Set task
Make an exact transcription of the material, leaving out all images.

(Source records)
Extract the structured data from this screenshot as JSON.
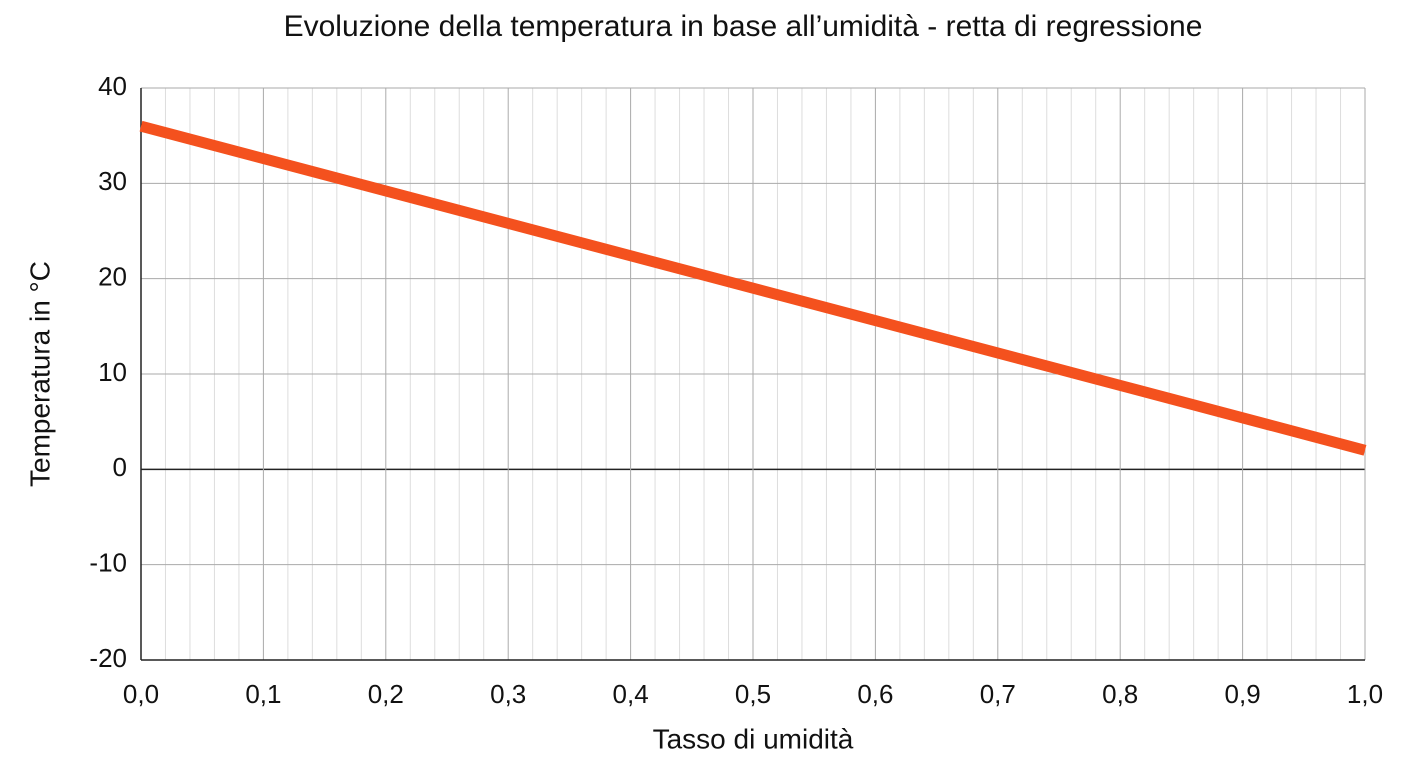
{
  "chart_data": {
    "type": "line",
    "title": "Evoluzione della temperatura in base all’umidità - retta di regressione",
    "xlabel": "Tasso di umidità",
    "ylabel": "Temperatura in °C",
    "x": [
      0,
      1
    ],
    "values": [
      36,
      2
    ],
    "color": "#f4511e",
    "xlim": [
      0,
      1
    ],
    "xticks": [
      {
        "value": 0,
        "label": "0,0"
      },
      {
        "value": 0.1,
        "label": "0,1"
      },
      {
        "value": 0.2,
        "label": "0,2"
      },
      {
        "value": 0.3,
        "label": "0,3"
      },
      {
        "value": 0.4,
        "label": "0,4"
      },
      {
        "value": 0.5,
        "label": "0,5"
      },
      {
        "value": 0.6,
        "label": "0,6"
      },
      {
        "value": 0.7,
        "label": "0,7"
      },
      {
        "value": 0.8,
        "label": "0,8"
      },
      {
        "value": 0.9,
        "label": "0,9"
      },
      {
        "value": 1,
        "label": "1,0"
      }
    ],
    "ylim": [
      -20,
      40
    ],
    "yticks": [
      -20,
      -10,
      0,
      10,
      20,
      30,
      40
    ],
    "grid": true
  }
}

Output below
Extract the structured data from this screenshot as JSON.
{
  "chart_data": {
    "type": "line",
    "title": "Evoluzione della temperatura in base all’umidità - retta di regressione",
    "xlabel": "Tasso di umidità",
    "ylabel": "Temperatura in °C",
    "x": [
      0,
      1
    ],
    "values": [
      36,
      2
    ],
    "color": "#f4511e",
    "xlim": [
      0,
      1
    ],
    "xticks": [
      {
        "value": 0,
        "label": "0,0"
      },
      {
        "value": 0.1,
        "label": "0,1"
      },
      {
        "value": 0.2,
        "label": "0,2"
      },
      {
        "value": 0.3,
        "label": "0,3"
      },
      {
        "value": 0.4,
        "label": "0,4"
      },
      {
        "value": 0.5,
        "label": "0,5"
      },
      {
        "value": 0.6,
        "label": "0,6"
      },
      {
        "value": 0.7,
        "label": "0,7"
      },
      {
        "value": 0.8,
        "label": "0,8"
      },
      {
        "value": 0.9,
        "label": "0,9"
      },
      {
        "value": 1,
        "label": "1,0"
      }
    ],
    "ylim": [
      -20,
      40
    ],
    "yticks": [
      -20,
      -10,
      0,
      10,
      20,
      30,
      40
    ],
    "grid": true
  }
}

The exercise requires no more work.